EXERCISE REQUIREMENTS
Resume the forum thread below about chess engine evaluations, picking up right after its last sentence.

Stable and/or accurate eval

smirobth · Post by **smirobth** » Fri Jul 06, 2007 12:19 am

jwes wrote:From a programming perspective, the only thing that matters is that better positions have higher evaluations. The actual values of the evaluations are largely irrelevant.

Exactly. Except that I would say that the actual values are totally irrelevant (not just largely), except for when a human looking at them is trying to interpret, based on the evaluation, the likelihood of a particular position being won or not. And this will vary from engine to engine.

Hart · Post by **Hart** » Fri Jul 06, 2007 6:04 am

I am not a chess programmer or anything close so I could very well be wrong here, but the impression that I get is that an accurate evaluation in terms of centipawns and winning chances could be very useful. If the score on the best move is .30 and the score on the second is .29, might it be prudent to search the mainline further, or perhaps force a quicker cutoff? Would a more accurate evaluation not help you make more intelligent and quicker "cutoffs"? Another example is the best move remaining a constant (say) .30 but the second starts at -.40 and rises steadily with the depth of the search (say) in a linear fashion. If this is the case, and your eval. can semi-accurately predict winning chances, I'd think it'd wise to investigate the line further. Maybe the latter example is only beneficial for timed matches (I don't know), but I imagine there would be a way to carry this over to the main search function. I have seen Rybka play like this (sort of): If the first move is so much better than the second by X pawns at depth Y then she will play the move almost instantly. So could an accurate evaluation also tell you how much more time would be useful looking at refutation or alternatives?

smirobth · Post by **smirobth** » Fri Jul 06, 2007 4:47 pm

Hart wrote:I am not a chess programmer or anything close so I could very well be wrong here, but the impression that I get is that an accurate evaluation in terms of centipawns and winning chances could be very useful. If the score on the best move is .30 and the score on the second is .29, might it be prudent to search the mainline further, or perhaps force a quicker cutoff? Would a more accurate evaluation not help you make more intelligent and quicker "cutoffs"? Another example is the best move remaining a constant (say) .30 but the second starts at -.40 and rises steadily with the depth of the search (say) in a linear fashion. If this is the case, and your eval. can semi-accurately predict winning chances, I'd think it'd wise to investigate the line further. Maybe the latter example is only beneficial for timed matches (I don't know), but I imagine there would be a way to carry this over to the main search function. I have seen Rybka play like this (sort of): If the first move is so much better than the second by X pawns at depth Y then she will play the move almost instantly. So could an accurate evaluation also tell you how much more time would be useful looking at refutation or alternatives?

Rows from a dataset:

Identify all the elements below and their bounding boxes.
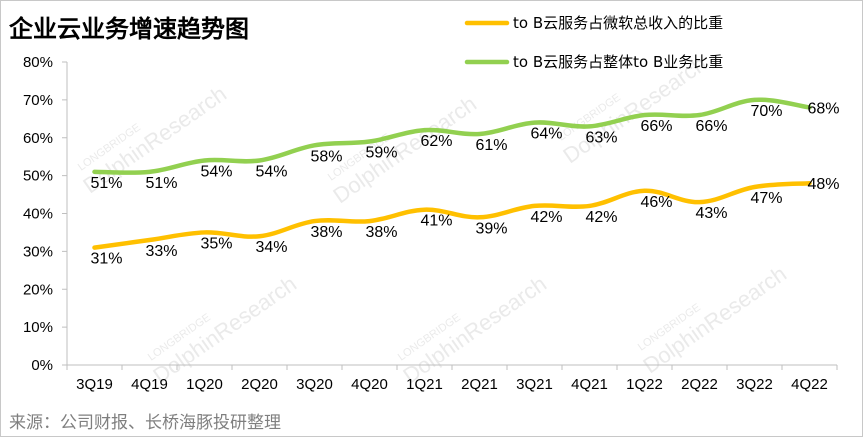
data-label: 39% xyxy=(475,220,507,237)
series-line xyxy=(92,180,812,250)
legend: to B云服务占微软总收入的比重 to B云服务占整体to B业务比重 xyxy=(464,14,723,71)
source-note: 来源：公司财报、长桥海豚投研整理 xyxy=(9,413,281,433)
data-label: 59% xyxy=(365,145,397,162)
watermark-brand2: DolphinResearch xyxy=(328,91,481,208)
x-tick-label: 3Q21 xyxy=(516,376,553,393)
x-tick-label: 3Q19 xyxy=(76,376,113,393)
series-line xyxy=(92,97,812,175)
legend-label: to B云服务占微软总收入的比重 xyxy=(513,14,723,32)
y-tick-label: 20% xyxy=(23,281,53,298)
chart-title: 企业云业务增速趋势图 xyxy=(9,15,249,43)
x-tick-label: 4Q19 xyxy=(131,376,168,393)
y-tick-label: 40% xyxy=(23,206,53,223)
y-tick-label: 80% xyxy=(23,54,53,71)
data-label: 54% xyxy=(200,163,232,180)
data-label: 64% xyxy=(530,126,562,143)
data-label: 66% xyxy=(640,118,672,135)
data-label: 58% xyxy=(310,148,342,165)
data-label: 68% xyxy=(807,100,839,117)
x-tick-label: 2Q22 xyxy=(681,376,718,393)
x-tick-label: 2Q21 xyxy=(461,376,498,393)
y-tick-label: 30% xyxy=(23,243,53,260)
y-tick-label: 60% xyxy=(23,130,53,147)
watermark-brand2: DolphinResearch xyxy=(148,271,301,388)
data-labels: 31% 33% 35% 34% 38% 38% 41% 39% 42% 42% 46% 43% 47% 4… xyxy=(90,100,839,267)
watermark-brand2: DolphinResearch xyxy=(638,261,791,378)
data-label: 33% xyxy=(145,243,177,260)
x-tick-label: 4Q21 xyxy=(571,376,608,393)
y-axis: 0% 10% 20% 30% 40% 50% 60% 70% 80% xyxy=(23,54,68,374)
x-tick-label: 4Q20 xyxy=(351,376,388,393)
data-label: 31% xyxy=(90,251,122,268)
legend-label: to B云服务占整体to B业务比重 xyxy=(513,53,723,71)
x-tick-label: 1Q20 xyxy=(186,376,223,393)
y-tick-label: 10% xyxy=(23,319,53,336)
data-label: 66% xyxy=(695,118,727,135)
data-label: 51% xyxy=(145,175,177,192)
x-tick-label: 2Q20 xyxy=(241,376,278,393)
data-label: 62% xyxy=(420,133,452,150)
x-tick-label: 3Q22 xyxy=(736,376,773,393)
data-label: 51% xyxy=(90,175,122,192)
data-label: 42% xyxy=(530,209,562,226)
x-tick-label: 1Q21 xyxy=(406,376,443,393)
y-tick-label: 70% xyxy=(23,92,53,109)
data-label: 43% xyxy=(695,205,727,222)
data-label: 35% xyxy=(200,235,232,252)
x-axis: 3Q19 4Q19 1Q20 2Q20 3Q20 4Q20 1Q21 2Q21 3Q21 4Q21… xyxy=(66,364,838,393)
x-tick-label: 4Q22 xyxy=(791,376,828,393)
watermark-brand2: DolphinResearch xyxy=(398,271,551,388)
y-tick-label: 0% xyxy=(31,357,53,374)
series-lines xyxy=(92,97,812,250)
data-label: 41% xyxy=(420,213,452,230)
data-label: 47% xyxy=(750,190,782,207)
data-label: 42% xyxy=(585,209,617,226)
x-tick-label: 3Q20 xyxy=(296,376,333,393)
x-tick-label: 1Q22 xyxy=(626,376,663,393)
data-label: 61% xyxy=(475,137,507,154)
y-tick-label: 50% xyxy=(23,168,53,185)
data-label: 63% xyxy=(585,129,617,146)
data-label: 38% xyxy=(310,224,342,241)
data-label: 70% xyxy=(750,103,782,120)
data-label: 46% xyxy=(640,194,672,211)
data-label: 54% xyxy=(255,163,287,180)
data-label: 34% xyxy=(255,239,287,256)
data-label: 48% xyxy=(807,176,839,193)
data-label: 38% xyxy=(365,224,397,241)
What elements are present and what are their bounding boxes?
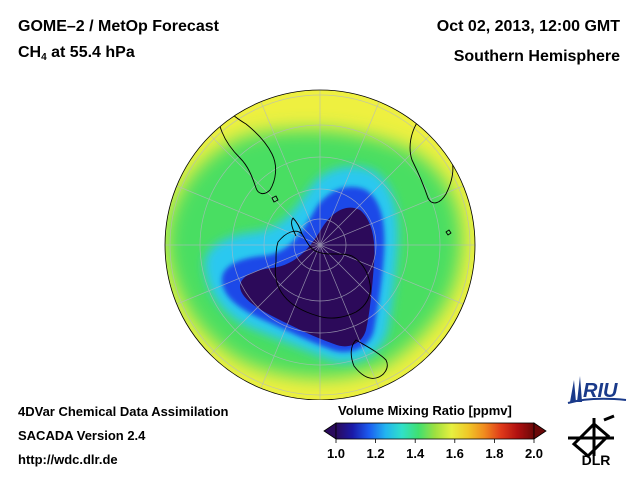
coast-antarctica [274,230,371,319]
species-level: at 55.4 hPa [46,44,135,61]
coast-antarctic-peninsula [291,217,303,237]
footer-assimilation: 4DVar Chemical Data Assimilation [18,404,229,419]
colorbar-tick-label: 1.0 [327,446,345,461]
coast-islands [271,195,452,236]
colorbar-arrow-high [533,422,547,440]
colorbar-ramp [335,422,535,440]
forecast-datetime: Oct 02, 2013, 12:00 GMT [436,18,620,35]
colorbar-tick-label: 1.8 [485,446,503,461]
colorbar-ticks: 1.0 1.2 1.4 1.6 1.8 2.0 [327,439,543,461]
coast-australia-nz [350,339,388,379]
colorbar-arrow-low [323,422,337,440]
colorbar-title: Volume Mixing Ratio [ppmv] [338,403,512,418]
footer-url[interactable]: http://wdc.dlr.de [18,452,118,467]
region-label: Southern Hemisphere [453,48,620,65]
species-label: CH4 at 55.4 hPa [18,44,135,63]
dlr-logo: DLR [568,414,615,468]
colorbar-tick-label: 1.6 [446,446,464,461]
map-title: GOME–2 / MetOp Forecast [18,18,219,35]
riu-logo-mark [570,376,582,402]
coastlines [217,101,454,379]
colorbar-tick-label: 1.2 [367,446,385,461]
dlr-logo-mark [568,414,615,459]
riu-logo: RIU [567,376,627,404]
species-main: CH [18,44,42,61]
dlr-logo-text: DLR [582,452,611,468]
species-subscript: 4 [41,52,47,63]
graticule [165,90,475,400]
globe-map [164,89,476,400]
riu-logo-swoosh [567,397,627,404]
coast-south-america [217,101,277,195]
colorbar-tick-label: 2.0 [525,446,543,461]
riu-logo-text: RIU [583,380,618,402]
vortex-core [240,207,375,347]
colorbar-tick-label: 1.4 [406,446,425,461]
globe-outline [164,89,476,400]
footer-version: SACADA Version 2.4 [18,428,146,443]
colorbar: 1.0 1.2 1.4 1.6 1.8 2.0 [323,422,547,461]
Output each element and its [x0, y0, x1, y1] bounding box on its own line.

ANSWER FOR THE TASK
I am not a programmer either, but I do know that classical mimimax/alpha-beta does not care about the magnitude of evaluation differences. If the eval for move "A" > "B" by a small amount it is no different than if "A" > "B" by a large amount. But of course not all programs are simple minimax and I believe there are programs that do look at the magnitude of evaluation differences. However even in such a case, as long as the evaluation differences are consistent it should make no difference. If every evaluation in multiplied by 10X and the rest of the program is adjusted accordingly the result should still be exactly the same.

AGove · Post by **AGove** » Fri Jul 06, 2007 5:50 pm

as long as the evaluation differences are consistent it should make no difference. If every evaluation in multiplied by 10X and the rest of the program is adjusted accordingly the result should still be exactly the same.

No! If "the rest of the program is adjusted accordingly" then it isn't merely a 10X engine. The adjustments would have to extend into the heart of the code since they affect piece values, contempt settings, etc.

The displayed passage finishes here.